**EXERCISE DETAILS:** Where the data below has the string "Rating", return the whole line.

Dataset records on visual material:
□ □ □

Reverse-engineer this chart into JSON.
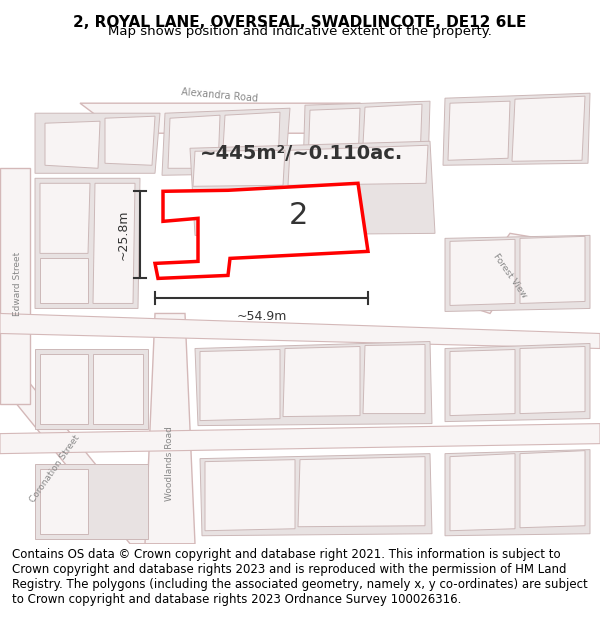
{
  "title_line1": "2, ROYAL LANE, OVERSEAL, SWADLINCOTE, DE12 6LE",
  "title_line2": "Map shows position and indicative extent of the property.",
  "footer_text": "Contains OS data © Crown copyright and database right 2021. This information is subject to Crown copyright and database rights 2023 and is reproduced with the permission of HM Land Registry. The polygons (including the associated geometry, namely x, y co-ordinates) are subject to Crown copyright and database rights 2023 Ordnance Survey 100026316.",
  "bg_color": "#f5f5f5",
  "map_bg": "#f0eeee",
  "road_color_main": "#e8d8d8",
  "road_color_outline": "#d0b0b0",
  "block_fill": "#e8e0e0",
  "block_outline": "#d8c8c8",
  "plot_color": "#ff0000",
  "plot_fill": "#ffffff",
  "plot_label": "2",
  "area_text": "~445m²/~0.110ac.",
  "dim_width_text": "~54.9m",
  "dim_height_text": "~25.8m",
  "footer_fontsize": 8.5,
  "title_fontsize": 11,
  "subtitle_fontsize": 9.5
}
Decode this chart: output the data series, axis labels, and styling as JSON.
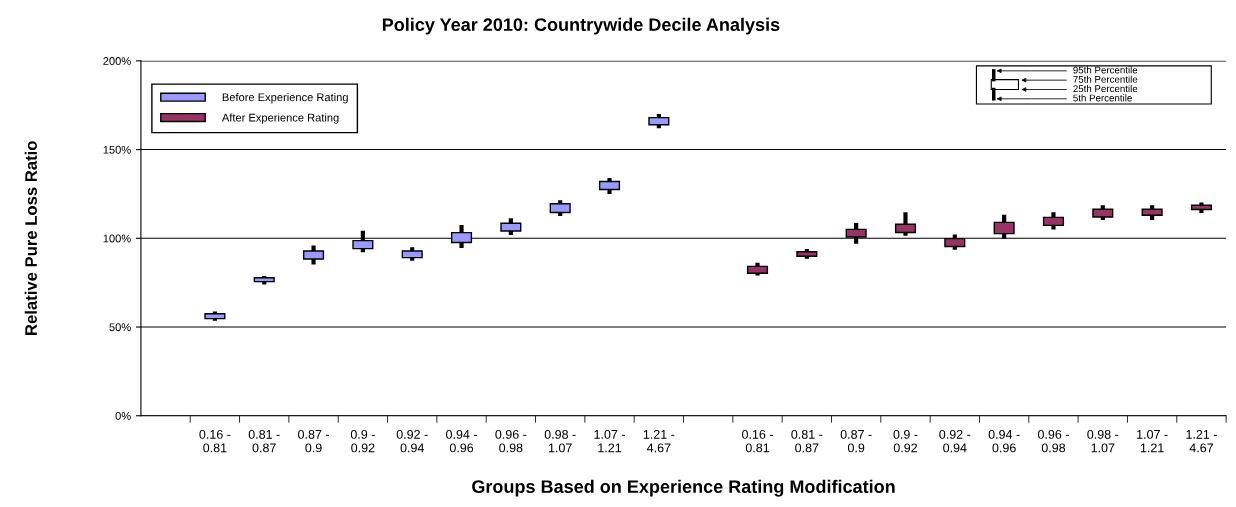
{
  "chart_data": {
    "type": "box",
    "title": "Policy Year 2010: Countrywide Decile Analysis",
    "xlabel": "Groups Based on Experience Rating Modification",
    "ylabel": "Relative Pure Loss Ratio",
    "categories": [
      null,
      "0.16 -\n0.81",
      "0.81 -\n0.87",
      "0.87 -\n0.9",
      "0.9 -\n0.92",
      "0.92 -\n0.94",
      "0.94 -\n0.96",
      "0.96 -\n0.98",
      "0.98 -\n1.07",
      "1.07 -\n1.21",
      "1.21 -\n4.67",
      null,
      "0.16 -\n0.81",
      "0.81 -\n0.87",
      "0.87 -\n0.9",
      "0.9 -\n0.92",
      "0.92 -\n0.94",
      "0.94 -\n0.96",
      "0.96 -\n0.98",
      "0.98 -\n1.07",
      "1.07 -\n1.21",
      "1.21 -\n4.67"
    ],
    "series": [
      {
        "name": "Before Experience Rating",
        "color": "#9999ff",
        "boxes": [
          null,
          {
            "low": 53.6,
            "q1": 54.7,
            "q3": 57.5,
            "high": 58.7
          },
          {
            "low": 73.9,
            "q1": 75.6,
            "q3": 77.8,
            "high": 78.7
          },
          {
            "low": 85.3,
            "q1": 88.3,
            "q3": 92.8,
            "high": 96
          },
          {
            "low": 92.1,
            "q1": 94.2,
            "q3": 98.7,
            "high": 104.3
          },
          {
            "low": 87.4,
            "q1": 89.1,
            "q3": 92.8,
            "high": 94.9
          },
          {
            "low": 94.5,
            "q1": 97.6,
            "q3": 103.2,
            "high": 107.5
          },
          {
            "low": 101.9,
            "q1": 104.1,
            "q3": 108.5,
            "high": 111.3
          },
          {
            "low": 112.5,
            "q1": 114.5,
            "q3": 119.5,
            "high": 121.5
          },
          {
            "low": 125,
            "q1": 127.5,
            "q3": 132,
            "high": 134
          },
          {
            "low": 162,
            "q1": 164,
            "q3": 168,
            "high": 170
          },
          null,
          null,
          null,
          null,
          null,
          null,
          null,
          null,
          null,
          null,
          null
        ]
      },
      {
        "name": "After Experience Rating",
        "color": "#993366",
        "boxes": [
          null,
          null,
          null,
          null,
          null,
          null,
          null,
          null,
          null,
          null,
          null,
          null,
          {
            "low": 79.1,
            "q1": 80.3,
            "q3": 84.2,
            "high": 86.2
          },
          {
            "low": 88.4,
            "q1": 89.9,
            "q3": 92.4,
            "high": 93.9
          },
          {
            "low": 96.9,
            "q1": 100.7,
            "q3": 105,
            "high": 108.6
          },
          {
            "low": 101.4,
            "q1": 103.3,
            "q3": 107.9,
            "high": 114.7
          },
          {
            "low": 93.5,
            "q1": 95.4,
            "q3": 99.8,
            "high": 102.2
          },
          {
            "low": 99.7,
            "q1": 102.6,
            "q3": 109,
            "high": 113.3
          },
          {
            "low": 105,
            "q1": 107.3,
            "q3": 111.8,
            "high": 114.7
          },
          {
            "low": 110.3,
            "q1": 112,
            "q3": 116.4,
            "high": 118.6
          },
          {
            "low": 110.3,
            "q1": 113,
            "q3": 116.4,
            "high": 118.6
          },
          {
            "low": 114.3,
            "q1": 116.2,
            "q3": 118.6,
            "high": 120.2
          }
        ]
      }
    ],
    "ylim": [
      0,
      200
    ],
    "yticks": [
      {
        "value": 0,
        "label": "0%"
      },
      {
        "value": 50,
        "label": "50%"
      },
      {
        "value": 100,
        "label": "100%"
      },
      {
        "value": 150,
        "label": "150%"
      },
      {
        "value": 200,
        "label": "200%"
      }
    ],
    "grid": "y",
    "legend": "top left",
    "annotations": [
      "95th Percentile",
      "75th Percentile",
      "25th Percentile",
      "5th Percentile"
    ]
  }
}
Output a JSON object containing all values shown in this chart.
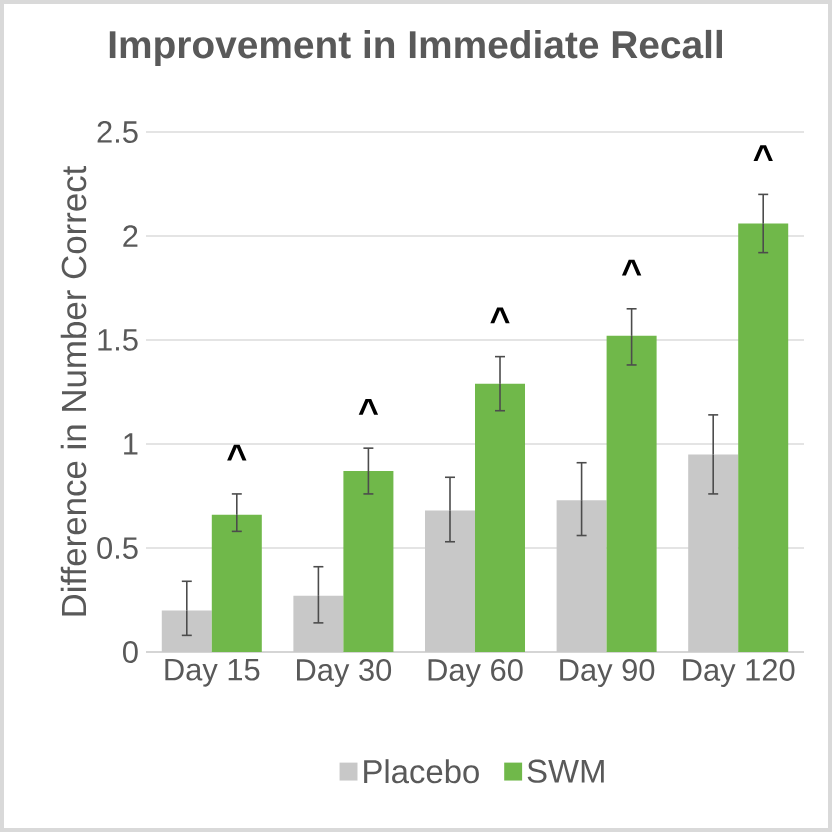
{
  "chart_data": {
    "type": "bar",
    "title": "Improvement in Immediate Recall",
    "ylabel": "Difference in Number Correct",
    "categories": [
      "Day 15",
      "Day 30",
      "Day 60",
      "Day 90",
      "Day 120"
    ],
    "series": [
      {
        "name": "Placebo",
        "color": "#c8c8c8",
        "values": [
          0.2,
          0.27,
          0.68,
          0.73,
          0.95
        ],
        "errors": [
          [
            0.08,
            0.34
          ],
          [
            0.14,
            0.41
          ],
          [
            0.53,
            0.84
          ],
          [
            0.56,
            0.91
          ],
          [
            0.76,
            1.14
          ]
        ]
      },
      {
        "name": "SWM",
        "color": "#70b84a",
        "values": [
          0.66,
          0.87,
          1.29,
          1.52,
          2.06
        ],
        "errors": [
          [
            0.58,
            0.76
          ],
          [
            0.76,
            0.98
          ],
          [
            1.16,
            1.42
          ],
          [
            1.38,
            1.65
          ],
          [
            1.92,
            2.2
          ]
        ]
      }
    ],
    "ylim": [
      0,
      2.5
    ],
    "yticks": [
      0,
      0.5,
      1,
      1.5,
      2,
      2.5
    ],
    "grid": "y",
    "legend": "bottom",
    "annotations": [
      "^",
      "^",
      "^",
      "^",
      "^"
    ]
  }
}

□ □ □

**SOLUTION FOR THIS EXERCISE:**
    "xlabel": "Groups Based on Experience Rating Modification",
        "name": "Before Experience Rating",
        "name": "After Experience Rating",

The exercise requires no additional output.